第55回のテーマは「統一国家“日本”と天皇の存在」

番組アシスタントの新保友映です!

明けましておめでとうございます。2021年最初の国土学の講義になりますが、きょうのテーマは、「統一国家“日本”と天皇の存在」です。

新保 日本には、いくつかの国に分裂していたという歴史はあるのでしょうか?

「中国の歴史書『魏志倭人伝』には、日本が小国に分裂していたが、女王(卑弥呼)が現れると統一できた。女王が亡くなるとまた国が乱れて、今度は男の王がついたが紛争が起こり、ふたたび女王にしたら国が治った、というようなことが書かれています。このように、日本はかつて小さな国に分裂していたけれども、ヤマト王権が覇を確立した以降の時代からは、小国に分裂して戦い合ったという歴史がないのです。このことは、日本よりかなり狭い国土のイギリスの正式名称が「グレートブリテン・北アイルランド連合王国」であり、ウェールズも、スコットランドも、アイルランドも、イングランドからの独立志向が強く、サッチャーさんが活躍していた時代ですら、アイルランドの IRAが活発なテロ活動を続けていたという事実と比べると、とても奇妙な感じがします」(大石)

新保 日本はいつ頃から統一国家なのでしょうか?

「西暦700年頃から、日本は地域分裂の争いは起きていません。これに比べて、たとえば朝鮮半島は、1400年頃に李氏朝鮮という統一国家になりますが、それまでは新羅、高句麗、百済に別れて戦争も繰り返していました。日本は細長くて統治的に一つにまとめるには難しい国土の形をしているのに、何故1000年を超える昔から統一を保ってくることができたのか、それはやはり天皇の存在が大きいのではないかと思うんです。一時期、天皇親政の時代がありましたが、すぐに藤原氏が政治をする時代に変わっていきました。そのきっかけとなっているのが藤原鎌足(中臣鎌足)の息子・藤原不比等(ふひと。「比べようがない」という名を持つ謎の多い人物)ではないかと思うのです」(大石)

新保 なぜ、藤原氏が力を持つようになったのでしょうか?

「この藤原氏が天下を取る時代になっていくわけですが、これは天皇の外戚(母方の親戚)になったからです。このパターンは平清盛も同じで、征夷大将軍の制度ができるまでは、そういう時代がずっと続いてきました。

 不比等は、天皇は国家統一の象徴的存在であり、そのためには天皇は五穀豊穣や国家安全の祈りなどの祭祀に特化して、世俗の政治から超越した存在でなければならず、それこそが諸々の権威の根源となるものだと考えたのではないかと思うんです。そして、その天皇の権威の由来が「万世一系」という思想ではないかと。これは、私のかなり大胆な仮説なのですが…」(大石)

################

*設定課題*
1. 抜粋本文によると、藤原氏が天下を取るようになったのはなぜか。本文が挙げる理由を一〜三文で説明せよ。
2. 統一国家日本と天皇の存在を論じた抜粋本文を、最後の文の後から書き継げ。

枠付きレイアウト項目の一覧
################

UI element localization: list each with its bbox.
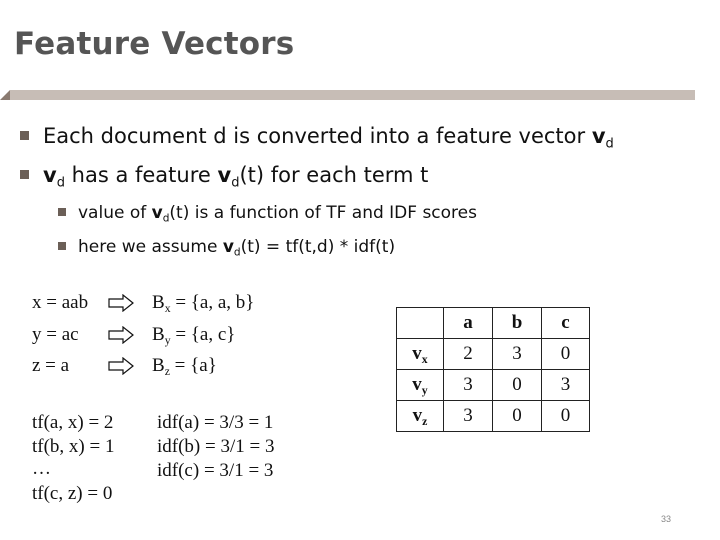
sub-bullet-2 — [58, 237, 395, 257]
table-header-cell: b — [493, 308, 542, 339]
title-rule — [10, 90, 695, 100]
vector-subscript: d — [56, 175, 65, 191]
tf-line: … — [32, 458, 51, 479]
vector-symbol: v — [591, 124, 606, 148]
table-cell: 0 — [542, 401, 590, 432]
table-header-row — [397, 308, 590, 339]
title-rule-accent — [0, 90, 10, 100]
bullet-square-icon — [58, 242, 66, 250]
bullet-text: (t) for each term t — [239, 163, 429, 187]
bullet-text: is a function of TF and IDF scores — [189, 203, 477, 223]
table-cell: 0 — [542, 339, 590, 370]
bullet-1 — [20, 124, 614, 152]
table-row — [397, 339, 590, 370]
table-cell: 3 — [542, 370, 590, 401]
bullet-square-icon — [20, 131, 29, 140]
bullet-text: value of — [78, 203, 152, 223]
table-header-cell: a — [444, 308, 493, 339]
bag-x: $B_x = \{a$, a, b} — [152, 292, 255, 316]
feature-table — [396, 307, 590, 432]
vector-symbol: v — [217, 163, 232, 187]
bullet-text: (t) — [240, 237, 261, 257]
vector-subscript: d — [233, 246, 241, 259]
row-label: $v_z$ — [397, 401, 444, 432]
table-cell: 2 — [444, 339, 493, 370]
bag-z: $B_z = \{a\}$ — [152, 355, 217, 379]
bullet-square-icon — [58, 208, 66, 216]
bullet-2 — [20, 163, 429, 191]
vector-symbol: v — [151, 203, 163, 223]
vector-subscript: d — [605, 136, 614, 152]
table-cell: 0 — [493, 401, 542, 432]
arrow-right-icon — [108, 326, 134, 344]
arrow-right-icon — [108, 357, 134, 375]
idf-line: idf(c) = 3/1 = 3 — [157, 460, 274, 481]
table-row — [397, 401, 590, 432]
bullet-text: = tf(t,d) * idf(t) — [260, 237, 396, 257]
doc-z: z = a — [32, 355, 70, 376]
vector-symbol: v — [222, 237, 234, 257]
tf-line: tf(c, z) = 0 — [32, 483, 113, 504]
table-cell: 3 — [444, 401, 493, 432]
bullet-square-icon — [20, 170, 29, 179]
idf-line: idf(b) = 3/1 = 3 — [157, 436, 275, 457]
row-label: $v_y$ — [397, 370, 444, 401]
doc-x: x = aab — [32, 292, 89, 313]
table-cell: 3 — [444, 370, 493, 401]
vector-subscript: d — [231, 175, 240, 191]
table-cell: 0 — [493, 370, 542, 401]
tf-line: tf(a, x) = 2 — [32, 412, 114, 433]
vector-subscript: d — [162, 212, 170, 225]
table-row — [397, 370, 590, 401]
table-cell: 3 — [493, 339, 542, 370]
bag-y: $B_y = \{a$, c} — [152, 324, 236, 348]
tf-line: tf(b, x) = 1 — [32, 436, 115, 457]
table-corner-cell — [397, 308, 444, 339]
idf-line: idf(a) = 3/3 = 1 — [157, 412, 274, 433]
arrow-right-icon — [108, 294, 134, 312]
bullet-text: Each document d is converted into a feature vector — [43, 124, 592, 148]
bullet-text: (t) — [169, 203, 190, 223]
doc-y: y = ac — [32, 324, 79, 345]
bullet-text: here we assume — [78, 237, 223, 257]
slide-title: Feature Vectors — [14, 26, 295, 62]
bullet-text: has a feature — [64, 163, 218, 187]
page-number: 33 — [661, 514, 672, 524]
table-header-cell: c — [542, 308, 590, 339]
row-label: $v_x$ — [397, 339, 444, 370]
sub-bullet-1 — [58, 203, 477, 223]
vector-symbol: v — [43, 163, 57, 187]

################

*課題別の回答*
1. 藤原氏が天皇の外戚、つまり母方の親戚になったからである。本文は、平清盛も同じパターンであり、征夷大将軍の制度ができるまでそうした時代が続いたと述べている。

2.
新保 天皇の存在によって、統一国家を保つことができたということですね。

「西暦700年頃、わが国が“日本”だということを意識し始めた、その遥か前から一系の天皇がおられたということです。これに対して、今のイギリスの王家は1700年頃のジョージ1世(ドイツのハノーヴァー家出身)から始まっているのであり、これとは大きく異なっているのです。この天皇の存在を、若い人はあまり意識しないかもしれませんが、天皇がおられることで、この国にとって、いかに安定的なものにしてきたかということを、ぜひ理解していただきたいのです。」(大石)

この後も、大石さんが歴史を振り返りながら、「統一国家“日本”と天皇の存在」について、分かりやすくお話ししています。詳しくは、上記の「聴き逃しサービス」をクリックして、ぜひ、番組をお聞きください!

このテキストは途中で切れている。